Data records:
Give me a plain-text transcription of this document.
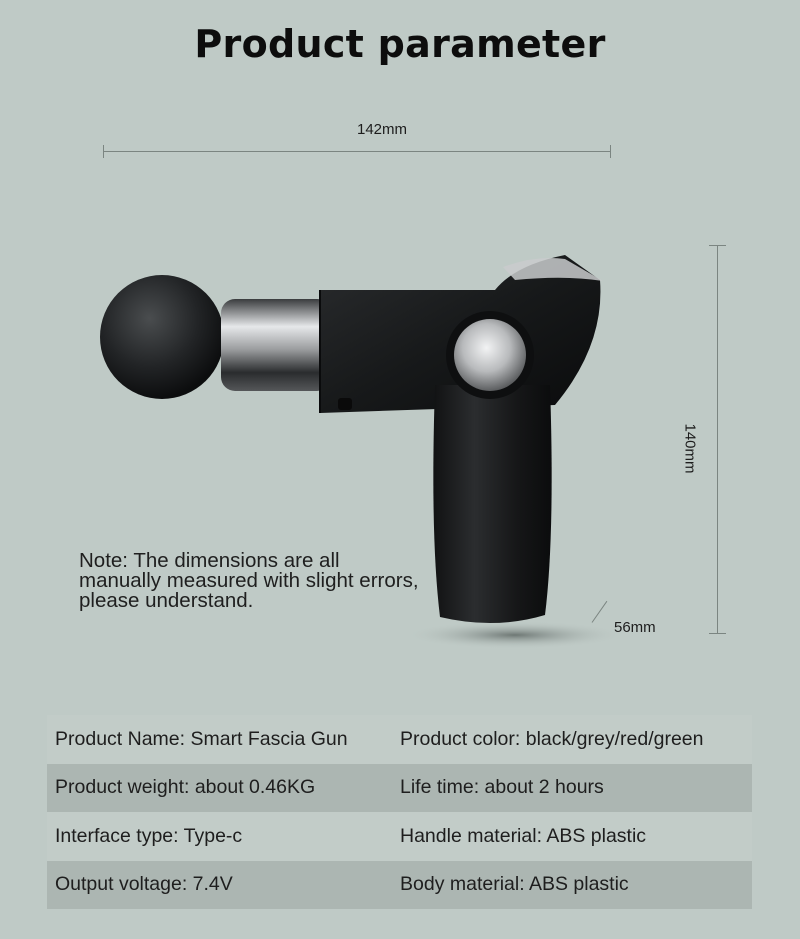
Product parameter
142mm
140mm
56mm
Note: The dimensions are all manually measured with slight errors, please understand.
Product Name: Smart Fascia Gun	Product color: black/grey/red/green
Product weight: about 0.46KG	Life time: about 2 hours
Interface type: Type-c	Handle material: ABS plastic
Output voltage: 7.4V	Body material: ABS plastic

*Exercise aim*. Repeat the data exactly, excluding the pictures.

*Task answer*.
Give me a plain-text transcription of this document.
Product parameter
142mm
140mm
56mm
Note: The dimensions are all manually measured with slight errors, please understand.
Product Name: Smart Fascia Gun	Product color: black/grey/red/green
Product weight: about 0.46KG	Life time: about 2 hours
Interface type: Type-c	Handle material: ABS plastic
Output voltage: 7.4V	Body material: ABS plastic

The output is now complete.